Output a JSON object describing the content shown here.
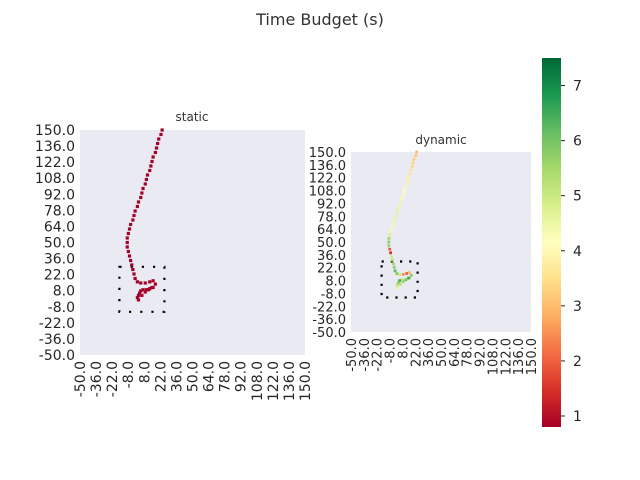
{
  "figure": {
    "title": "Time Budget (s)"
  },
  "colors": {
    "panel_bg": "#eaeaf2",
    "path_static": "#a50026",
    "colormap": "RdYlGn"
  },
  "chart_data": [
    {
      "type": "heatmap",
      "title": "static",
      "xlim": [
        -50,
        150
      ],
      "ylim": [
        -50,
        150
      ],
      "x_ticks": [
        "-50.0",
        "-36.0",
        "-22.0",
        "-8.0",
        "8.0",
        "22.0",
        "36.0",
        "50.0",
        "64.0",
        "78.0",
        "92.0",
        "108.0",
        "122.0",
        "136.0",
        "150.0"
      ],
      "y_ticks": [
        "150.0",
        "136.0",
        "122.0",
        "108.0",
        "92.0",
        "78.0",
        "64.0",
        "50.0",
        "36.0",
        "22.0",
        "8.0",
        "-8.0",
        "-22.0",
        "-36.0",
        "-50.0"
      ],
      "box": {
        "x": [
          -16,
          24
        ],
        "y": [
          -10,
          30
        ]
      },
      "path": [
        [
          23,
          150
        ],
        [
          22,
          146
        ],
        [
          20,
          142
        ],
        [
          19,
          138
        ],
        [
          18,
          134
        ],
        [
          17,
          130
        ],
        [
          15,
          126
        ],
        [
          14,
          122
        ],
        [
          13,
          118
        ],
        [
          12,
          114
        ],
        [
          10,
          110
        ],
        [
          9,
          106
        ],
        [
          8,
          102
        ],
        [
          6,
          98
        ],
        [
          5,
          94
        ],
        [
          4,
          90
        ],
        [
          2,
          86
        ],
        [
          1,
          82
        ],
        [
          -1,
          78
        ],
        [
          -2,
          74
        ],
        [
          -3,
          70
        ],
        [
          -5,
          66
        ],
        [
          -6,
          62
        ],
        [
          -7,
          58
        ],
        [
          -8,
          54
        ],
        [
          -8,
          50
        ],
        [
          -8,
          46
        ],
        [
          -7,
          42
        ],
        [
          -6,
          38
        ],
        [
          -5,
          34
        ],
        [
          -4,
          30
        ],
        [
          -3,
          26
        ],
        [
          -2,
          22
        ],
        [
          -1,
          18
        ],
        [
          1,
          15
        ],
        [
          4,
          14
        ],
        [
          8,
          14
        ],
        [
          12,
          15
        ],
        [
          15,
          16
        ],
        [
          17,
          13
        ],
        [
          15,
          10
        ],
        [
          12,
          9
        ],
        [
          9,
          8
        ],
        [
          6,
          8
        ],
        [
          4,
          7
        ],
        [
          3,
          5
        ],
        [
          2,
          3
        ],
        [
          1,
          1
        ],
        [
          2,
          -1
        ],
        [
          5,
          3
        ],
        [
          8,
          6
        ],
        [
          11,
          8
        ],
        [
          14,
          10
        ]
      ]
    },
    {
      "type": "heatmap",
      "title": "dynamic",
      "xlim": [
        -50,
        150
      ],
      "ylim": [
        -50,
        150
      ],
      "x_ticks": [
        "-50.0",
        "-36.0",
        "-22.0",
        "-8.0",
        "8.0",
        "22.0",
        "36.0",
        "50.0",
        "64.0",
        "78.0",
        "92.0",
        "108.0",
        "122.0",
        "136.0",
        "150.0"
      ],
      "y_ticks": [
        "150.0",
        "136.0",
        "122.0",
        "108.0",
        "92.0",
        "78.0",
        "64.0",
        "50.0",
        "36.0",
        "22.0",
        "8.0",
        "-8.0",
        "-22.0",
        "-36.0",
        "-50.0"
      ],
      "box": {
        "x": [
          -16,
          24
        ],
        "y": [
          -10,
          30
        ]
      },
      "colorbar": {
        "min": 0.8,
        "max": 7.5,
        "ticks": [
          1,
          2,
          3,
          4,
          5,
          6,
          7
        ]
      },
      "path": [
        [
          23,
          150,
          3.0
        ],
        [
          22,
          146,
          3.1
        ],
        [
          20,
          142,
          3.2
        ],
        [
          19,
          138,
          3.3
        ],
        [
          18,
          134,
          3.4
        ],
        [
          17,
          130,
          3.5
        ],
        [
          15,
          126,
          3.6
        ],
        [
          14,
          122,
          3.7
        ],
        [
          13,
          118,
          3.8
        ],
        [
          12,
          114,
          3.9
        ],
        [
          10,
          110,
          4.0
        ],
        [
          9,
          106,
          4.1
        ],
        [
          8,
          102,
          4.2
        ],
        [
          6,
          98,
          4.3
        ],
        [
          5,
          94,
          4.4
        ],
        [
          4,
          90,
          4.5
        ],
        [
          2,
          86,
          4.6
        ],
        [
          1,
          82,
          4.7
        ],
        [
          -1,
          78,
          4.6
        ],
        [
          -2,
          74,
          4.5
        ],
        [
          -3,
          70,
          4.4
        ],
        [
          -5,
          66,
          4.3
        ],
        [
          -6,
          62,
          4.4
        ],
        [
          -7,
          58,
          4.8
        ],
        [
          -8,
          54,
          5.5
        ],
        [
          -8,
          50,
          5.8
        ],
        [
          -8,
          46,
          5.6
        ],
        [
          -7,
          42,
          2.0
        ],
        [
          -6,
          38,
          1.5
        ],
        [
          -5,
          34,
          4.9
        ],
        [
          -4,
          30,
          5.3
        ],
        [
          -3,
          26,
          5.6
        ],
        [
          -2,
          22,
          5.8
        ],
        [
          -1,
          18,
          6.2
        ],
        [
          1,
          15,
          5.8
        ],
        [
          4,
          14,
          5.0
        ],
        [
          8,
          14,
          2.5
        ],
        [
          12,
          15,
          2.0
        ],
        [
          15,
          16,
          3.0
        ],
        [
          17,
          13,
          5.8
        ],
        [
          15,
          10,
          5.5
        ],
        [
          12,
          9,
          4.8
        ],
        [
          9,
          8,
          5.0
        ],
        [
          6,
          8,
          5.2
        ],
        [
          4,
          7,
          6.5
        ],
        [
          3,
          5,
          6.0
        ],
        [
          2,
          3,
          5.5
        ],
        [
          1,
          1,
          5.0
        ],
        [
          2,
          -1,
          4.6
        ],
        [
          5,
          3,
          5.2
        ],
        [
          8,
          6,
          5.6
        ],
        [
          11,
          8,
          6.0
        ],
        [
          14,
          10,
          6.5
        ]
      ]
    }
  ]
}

What is required
Make an exact copy of the data, leaving its pictures out.

Response to the task
Output a JSON object describing the content shown here.
{
  "figure": {
    "title": "Time Budget (s)"
  },
  "colors": {
    "panel_bg": "#eaeaf2",
    "path_static": "#a50026",
    "colormap": "RdYlGn"
  },
  "chart_data": [
    {
      "type": "heatmap",
      "title": "static",
      "xlim": [
        -50,
        150
      ],
      "ylim": [
        -50,
        150
      ],
      "x_ticks": [
        "-50.0",
        "-36.0",
        "-22.0",
        "-8.0",
        "8.0",
        "22.0",
        "36.0",
        "50.0",
        "64.0",
        "78.0",
        "92.0",
        "108.0",
        "122.0",
        "136.0",
        "150.0"
      ],
      "y_ticks": [
        "150.0",
        "136.0",
        "122.0",
        "108.0",
        "92.0",
        "78.0",
        "64.0",
        "50.0",
        "36.0",
        "22.0",
        "8.0",
        "-8.0",
        "-22.0",
        "-36.0",
        "-50.0"
      ],
      "box": {
        "x": [
          -16,
          24
        ],
        "y": [
          -10,
          30
        ]
      },
      "path": [
        [
          23,
          150
        ],
        [
          22,
          146
        ],
        [
          20,
          142
        ],
        [
          19,
          138
        ],
        [
          18,
          134
        ],
        [
          17,
          130
        ],
        [
          15,
          126
        ],
        [
          14,
          122
        ],
        [
          13,
          118
        ],
        [
          12,
          114
        ],
        [
          10,
          110
        ],
        [
          9,
          106
        ],
        [
          8,
          102
        ],
        [
          6,
          98
        ],
        [
          5,
          94
        ],
        [
          4,
          90
        ],
        [
          2,
          86
        ],
        [
          1,
          82
        ],
        [
          -1,
          78
        ],
        [
          -2,
          74
        ],
        [
          -3,
          70
        ],
        [
          -5,
          66
        ],
        [
          -6,
          62
        ],
        [
          -7,
          58
        ],
        [
          -8,
          54
        ],
        [
          -8,
          50
        ],
        [
          -8,
          46
        ],
        [
          -7,
          42
        ],
        [
          -6,
          38
        ],
        [
          -5,
          34
        ],
        [
          -4,
          30
        ],
        [
          -3,
          26
        ],
        [
          -2,
          22
        ],
        [
          -1,
          18
        ],
        [
          1,
          15
        ],
        [
          4,
          14
        ],
        [
          8,
          14
        ],
        [
          12,
          15
        ],
        [
          15,
          16
        ],
        [
          17,
          13
        ],
        [
          15,
          10
        ],
        [
          12,
          9
        ],
        [
          9,
          8
        ],
        [
          6,
          8
        ],
        [
          4,
          7
        ],
        [
          3,
          5
        ],
        [
          2,
          3
        ],
        [
          1,
          1
        ],
        [
          2,
          -1
        ],
        [
          5,
          3
        ],
        [
          8,
          6
        ],
        [
          11,
          8
        ],
        [
          14,
          10
        ]
      ]
    },
    {
      "type": "heatmap",
      "title": "dynamic",
      "xlim": [
        -50,
        150
      ],
      "ylim": [
        -50,
        150
      ],
      "x_ticks": [
        "-50.0",
        "-36.0",
        "-22.0",
        "-8.0",
        "8.0",
        "22.0",
        "36.0",
        "50.0",
        "64.0",
        "78.0",
        "92.0",
        "108.0",
        "122.0",
        "136.0",
        "150.0"
      ],
      "y_ticks": [
        "150.0",
        "136.0",
        "122.0",
        "108.0",
        "92.0",
        "78.0",
        "64.0",
        "50.0",
        "36.0",
        "22.0",
        "8.0",
        "-8.0",
        "-22.0",
        "-36.0",
        "-50.0"
      ],
      "box": {
        "x": [
          -16,
          24
        ],
        "y": [
          -10,
          30
        ]
      },
      "colorbar": {
        "min": 0.8,
        "max": 7.5,
        "ticks": [
          1,
          2,
          3,
          4,
          5,
          6,
          7
        ]
      },
      "path": [
        [
          23,
          150,
          3.0
        ],
        [
          22,
          146,
          3.1
        ],
        [
          20,
          142,
          3.2
        ],
        [
          19,
          138,
          3.3
        ],
        [
          18,
          134,
          3.4
        ],
        [
          17,
          130,
          3.5
        ],
        [
          15,
          126,
          3.6
        ],
        [
          14,
          122,
          3.7
        ],
        [
          13,
          118,
          3.8
        ],
        [
          12,
          114,
          3.9
        ],
        [
          10,
          110,
          4.0
        ],
        [
          9,
          106,
          4.1
        ],
        [
          8,
          102,
          4.2
        ],
        [
          6,
          98,
          4.3
        ],
        [
          5,
          94,
          4.4
        ],
        [
          4,
          90,
          4.5
        ],
        [
          2,
          86,
          4.6
        ],
        [
          1,
          82,
          4.7
        ],
        [
          -1,
          78,
          4.6
        ],
        [
          -2,
          74,
          4.5
        ],
        [
          -3,
          70,
          4.4
        ],
        [
          -5,
          66,
          4.3
        ],
        [
          -6,
          62,
          4.4
        ],
        [
          -7,
          58,
          4.8
        ],
        [
          -8,
          54,
          5.5
        ],
        [
          -8,
          50,
          5.8
        ],
        [
          -8,
          46,
          5.6
        ],
        [
          -7,
          42,
          2.0
        ],
        [
          -6,
          38,
          1.5
        ],
        [
          -5,
          34,
          4.9
        ],
        [
          -4,
          30,
          5.3
        ],
        [
          -3,
          26,
          5.6
        ],
        [
          -2,
          22,
          5.8
        ],
        [
          -1,
          18,
          6.2
        ],
        [
          1,
          15,
          5.8
        ],
        [
          4,
          14,
          5.0
        ],
        [
          8,
          14,
          2.5
        ],
        [
          12,
          15,
          2.0
        ],
        [
          15,
          16,
          3.0
        ],
        [
          17,
          13,
          5.8
        ],
        [
          15,
          10,
          5.5
        ],
        [
          12,
          9,
          4.8
        ],
        [
          9,
          8,
          5.0
        ],
        [
          6,
          8,
          5.2
        ],
        [
          4,
          7,
          6.5
        ],
        [
          3,
          5,
          6.0
        ],
        [
          2,
          3,
          5.5
        ],
        [
          1,
          1,
          5.0
        ],
        [
          2,
          -1,
          4.6
        ],
        [
          5,
          3,
          5.2
        ],
        [
          8,
          6,
          5.6
        ],
        [
          11,
          8,
          6.0
        ],
        [
          14,
          10,
          6.5
        ]
      ]
    }
  ]
}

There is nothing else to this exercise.